ENTRIES SHOWN:
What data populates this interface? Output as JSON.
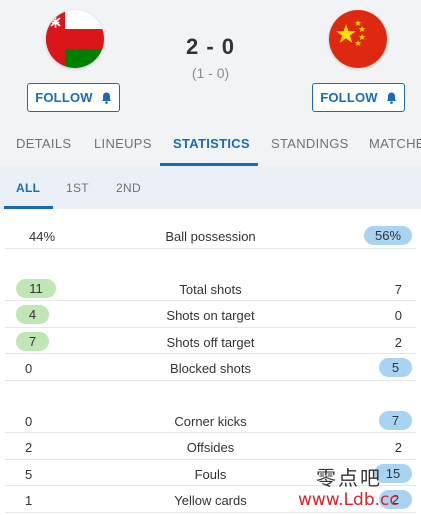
{
  "match": {
    "score": "2 - 0",
    "halftime": "(1 - 0)",
    "home_team": {
      "flag": "oman-flag"
    },
    "away_team": {
      "flag": "china-flag"
    }
  },
  "buttons": {
    "follow_label": "FOLLOW"
  },
  "tabs": [
    {
      "label": "DETAILS",
      "active": false
    },
    {
      "label": "LINEUPS",
      "active": false
    },
    {
      "label": "STATISTICS",
      "active": true
    },
    {
      "label": "STANDINGS",
      "active": false
    },
    {
      "label": "MATCHE",
      "active": false
    }
  ],
  "subtabs": [
    {
      "label": "ALL",
      "active": true
    },
    {
      "label": "1ST",
      "active": false
    },
    {
      "label": "2ND",
      "active": false
    }
  ],
  "stats": {
    "possession": {
      "label": "Ball possession",
      "home": "44%",
      "away": "56%",
      "leader": "away"
    },
    "total_shots": {
      "label": "Total shots",
      "home": "11",
      "away": "7",
      "leader": "home"
    },
    "shots_on_target": {
      "label": "Shots on target",
      "home": "4",
      "away": "0",
      "leader": "home"
    },
    "shots_off_target": {
      "label": "Shots off target",
      "home": "7",
      "away": "2",
      "leader": "home"
    },
    "blocked_shots": {
      "label": "Blocked shots",
      "home": "0",
      "away": "5",
      "leader": "away"
    },
    "corner_kicks": {
      "label": "Corner kicks",
      "home": "0",
      "away": "7",
      "leader": "away"
    },
    "offsides": {
      "label": "Offsides",
      "home": "2",
      "away": "2",
      "leader": "none"
    },
    "fouls": {
      "label": "Fouls",
      "home": "5",
      "away": "15",
      "leader": "away"
    },
    "yellow_cards": {
      "label": "Yellow cards",
      "home": "1",
      "away": "2",
      "leader": "away"
    }
  },
  "colors": {
    "accent": "#1a6bb5",
    "home_highlight": "#bfe6b4",
    "away_highlight": "#a9d3f3",
    "header_bg": "#f1f3f5",
    "subtab_bg": "#eaf0f6"
  },
  "watermark": {
    "cn": "零点吧",
    "url": "www.Ldb.cc"
  }
}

AIM OF THE EXERCISE:
The entries above should be reproduced exactly, without their pictures.

FULL RESPONSE:
What data populates this interface? Output as JSON.
{
  "match": {
    "score": "2 - 0",
    "halftime": "(1 - 0)",
    "home_team": {
      "flag": "oman-flag"
    },
    "away_team": {
      "flag": "china-flag"
    }
  },
  "buttons": {
    "follow_label": "FOLLOW"
  },
  "tabs": [
    {
      "label": "DETAILS",
      "active": false
    },
    {
      "label": "LINEUPS",
      "active": false
    },
    {
      "label": "STATISTICS",
      "active": true
    },
    {
      "label": "STANDINGS",
      "active": false
    },
    {
      "label": "MATCHE",
      "active": false
    }
  ],
  "subtabs": [
    {
      "label": "ALL",
      "active": true
    },
    {
      "label": "1ST",
      "active": false
    },
    {
      "label": "2ND",
      "active": false
    }
  ],
  "stats": {
    "possession": {
      "label": "Ball possession",
      "home": "44%",
      "away": "56%",
      "leader": "away"
    },
    "total_shots": {
      "label": "Total shots",
      "home": "11",
      "away": "7",
      "leader": "home"
    },
    "shots_on_target": {
      "label": "Shots on target",
      "home": "4",
      "away": "0",
      "leader": "home"
    },
    "shots_off_target": {
      "label": "Shots off target",
      "home": "7",
      "away": "2",
      "leader": "home"
    },
    "blocked_shots": {
      "label": "Blocked shots",
      "home": "0",
      "away": "5",
      "leader": "away"
    },
    "corner_kicks": {
      "label": "Corner kicks",
      "home": "0",
      "away": "7",
      "leader": "away"
    },
    "offsides": {
      "label": "Offsides",
      "home": "2",
      "away": "2",
      "leader": "none"
    },
    "fouls": {
      "label": "Fouls",
      "home": "5",
      "away": "15",
      "leader": "away"
    },
    "yellow_cards": {
      "label": "Yellow cards",
      "home": "1",
      "away": "2",
      "leader": "away"
    }
  },
  "colors": {
    "accent": "#1a6bb5",
    "home_highlight": "#bfe6b4",
    "away_highlight": "#a9d3f3",
    "header_bg": "#f1f3f5",
    "subtab_bg": "#eaf0f6"
  },
  "watermark": {
    "cn": "零点吧",
    "url": "www.Ldb.cc"
  }
}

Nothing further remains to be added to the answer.